-- BEGIN PROVIDED RECORDS --
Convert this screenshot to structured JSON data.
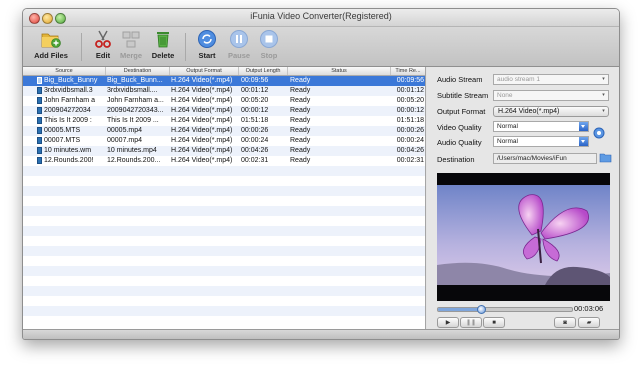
{
  "window": {
    "title": "iFunia Video Converter(Registered)"
  },
  "toolbar": {
    "add_files": "Add Files",
    "edit": "Edit",
    "merge": "Merge",
    "delete": "Delete",
    "start": "Start",
    "pause": "Pause",
    "stop": "Stop"
  },
  "list": {
    "headers": [
      "Source",
      "Destination",
      "Output Format",
      "Output Length",
      "Status",
      "Time Re..."
    ],
    "rows": [
      {
        "source": "Big_Buck_Bunny",
        "destination": "Big_Buck_Bunn...",
        "format": "H.264 Video(*.mp4)",
        "length": "00:09:56",
        "status": "Ready",
        "time": "00:09:56",
        "selected": true
      },
      {
        "source": "3rdxvidbsmall.3",
        "destination": "3rdxvidbsmall....",
        "format": "H.264 Video(*.mp4)",
        "length": "00:01:12",
        "status": "Ready",
        "time": "00:01:12",
        "selected": false
      },
      {
        "source": "John Farnham a",
        "destination": "John Farnham a...",
        "format": "H.264 Video(*.mp4)",
        "length": "00:05:20",
        "status": "Ready",
        "time": "00:05:20",
        "selected": false
      },
      {
        "source": "200904272034",
        "destination": "2009042720343...",
        "format": "H.264 Video(*.mp4)",
        "length": "00:00:12",
        "status": "Ready",
        "time": "00:00:12",
        "selected": false
      },
      {
        "source": "This Is It 2009 :",
        "destination": "This Is It 2009 ...",
        "format": "H.264 Video(*.mp4)",
        "length": "01:51:18",
        "status": "Ready",
        "time": "01:51:18",
        "selected": false
      },
      {
        "source": "00005.MTS",
        "destination": "00005.mp4",
        "format": "H.264 Video(*.mp4)",
        "length": "00:00:26",
        "status": "Ready",
        "time": "00:00:26",
        "selected": false
      },
      {
        "source": "00007.MTS",
        "destination": "00007.mp4",
        "format": "H.264 Video(*.mp4)",
        "length": "00:00:24",
        "status": "Ready",
        "time": "00:00:24",
        "selected": false
      },
      {
        "source": "10 minutes.wm",
        "destination": "10 minutes.mp4",
        "format": "H.264 Video(*.mp4)",
        "length": "00:04:26",
        "status": "Ready",
        "time": "00:04:26",
        "selected": false
      },
      {
        "source": "12.Rounds.200!",
        "destination": "12.Rounds.200...",
        "format": "H.264 Video(*.mp4)",
        "length": "00:02:31",
        "status": "Ready",
        "time": "00:02:31",
        "selected": false
      }
    ]
  },
  "panel": {
    "audio_stream_label": "Audio Stream",
    "audio_stream_value": "audio stream 1",
    "subtitle_stream_label": "Subtitle Stream",
    "subtitle_stream_value": "None",
    "output_format_label": "Output Format",
    "output_format_value": "H.264 Video(*.mp4)",
    "video_quality_label": "Video Quality",
    "video_quality_value": "Normal",
    "audio_quality_label": "Audio Quality",
    "audio_quality_value": "Normal",
    "destination_label": "Destination",
    "destination_value": "/Users/mac/Movies/iFun",
    "playback_time": "00:03:06",
    "playback_progress": 0.32
  },
  "colors": {
    "selection": "#3b78d8",
    "row_alt": "#edf2fb"
  },
  "icons": [
    "add-files-icon",
    "edit-scissors-icon",
    "merge-icon",
    "delete-trash-icon",
    "start-icon",
    "pause-icon",
    "stop-icon",
    "settings-gear-icon",
    "folder-icon",
    "play-icon",
    "pause-small-icon",
    "stop-small-icon",
    "snapshot-icon",
    "open-folder-icon"
  ]
}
-- END PROVIDED RECORDS --
### PROBLEM
Quote each line of the listing exactly, but leave the pictures out.

### RESULT OF THIS EXERCISE
Convert this screenshot to structured JSON data.
{
  "window": {
    "title": "iFunia Video Converter(Registered)"
  },
  "toolbar": {
    "add_files": "Add Files",
    "edit": "Edit",
    "merge": "Merge",
    "delete": "Delete",
    "start": "Start",
    "pause": "Pause",
    "stop": "Stop"
  },
  "list": {
    "headers": [
      "Source",
      "Destination",
      "Output Format",
      "Output Length",
      "Status",
      "Time Re..."
    ],
    "rows": [
      {
        "source": "Big_Buck_Bunny",
        "destination": "Big_Buck_Bunn...",
        "format": "H.264 Video(*.mp4)",
        "length": "00:09:56",
        "status": "Ready",
        "time": "00:09:56",
        "selected": true
      },
      {
        "source": "3rdxvidbsmall.3",
        "destination": "3rdxvidbsmall....",
        "format": "H.264 Video(*.mp4)",
        "length": "00:01:12",
        "status": "Ready",
        "time": "00:01:12",
        "selected": false
      },
      {
        "source": "John Farnham a",
        "destination": "John Farnham a...",
        "format": "H.264 Video(*.mp4)",
        "length": "00:05:20",
        "status": "Ready",
        "time": "00:05:20",
        "selected": false
      },
      {
        "source": "200904272034",
        "destination": "2009042720343...",
        "format": "H.264 Video(*.mp4)",
        "length": "00:00:12",
        "status": "Ready",
        "time": "00:00:12",
        "selected": false
      },
      {
        "source": "This Is It 2009 :",
        "destination": "This Is It 2009 ...",
        "format": "H.264 Video(*.mp4)",
        "length": "01:51:18",
        "status": "Ready",
        "time": "01:51:18",
        "selected": false
      },
      {
        "source": "00005.MTS",
        "destination": "00005.mp4",
        "format": "H.264 Video(*.mp4)",
        "length": "00:00:26",
        "status": "Ready",
        "time": "00:00:26",
        "selected": false
      },
      {
        "source": "00007.MTS",
        "destination": "00007.mp4",
        "format": "H.264 Video(*.mp4)",
        "length": "00:00:24",
        "status": "Ready",
        "time": "00:00:24",
        "selected": false
      },
      {
        "source": "10 minutes.wm",
        "destination": "10 minutes.mp4",
        "format": "H.264 Video(*.mp4)",
        "length": "00:04:26",
        "status": "Ready",
        "time": "00:04:26",
        "selected": false
      },
      {
        "source": "12.Rounds.200!",
        "destination": "12.Rounds.200...",
        "format": "H.264 Video(*.mp4)",
        "length": "00:02:31",
        "status": "Ready",
        "time": "00:02:31",
        "selected": false
      }
    ]
  },
  "panel": {
    "audio_stream_label": "Audio Stream",
    "audio_stream_value": "audio stream 1",
    "subtitle_stream_label": "Subtitle Stream",
    "subtitle_stream_value": "None",
    "output_format_label": "Output Format",
    "output_format_value": "H.264 Video(*.mp4)",
    "video_quality_label": "Video Quality",
    "video_quality_value": "Normal",
    "audio_quality_label": "Audio Quality",
    "audio_quality_value": "Normal",
    "destination_label": "Destination",
    "destination_value": "/Users/mac/Movies/iFun",
    "playback_time": "00:03:06",
    "playback_progress": 0.32
  },
  "colors": {
    "selection": "#3b78d8",
    "row_alt": "#edf2fb"
  },
  "icons": [
    "add-files-icon",
    "edit-scissors-icon",
    "merge-icon",
    "delete-trash-icon",
    "start-icon",
    "pause-icon",
    "stop-icon",
    "settings-gear-icon",
    "folder-icon",
    "play-icon",
    "pause-small-icon",
    "stop-small-icon",
    "snapshot-icon",
    "open-folder-icon"
  ]
}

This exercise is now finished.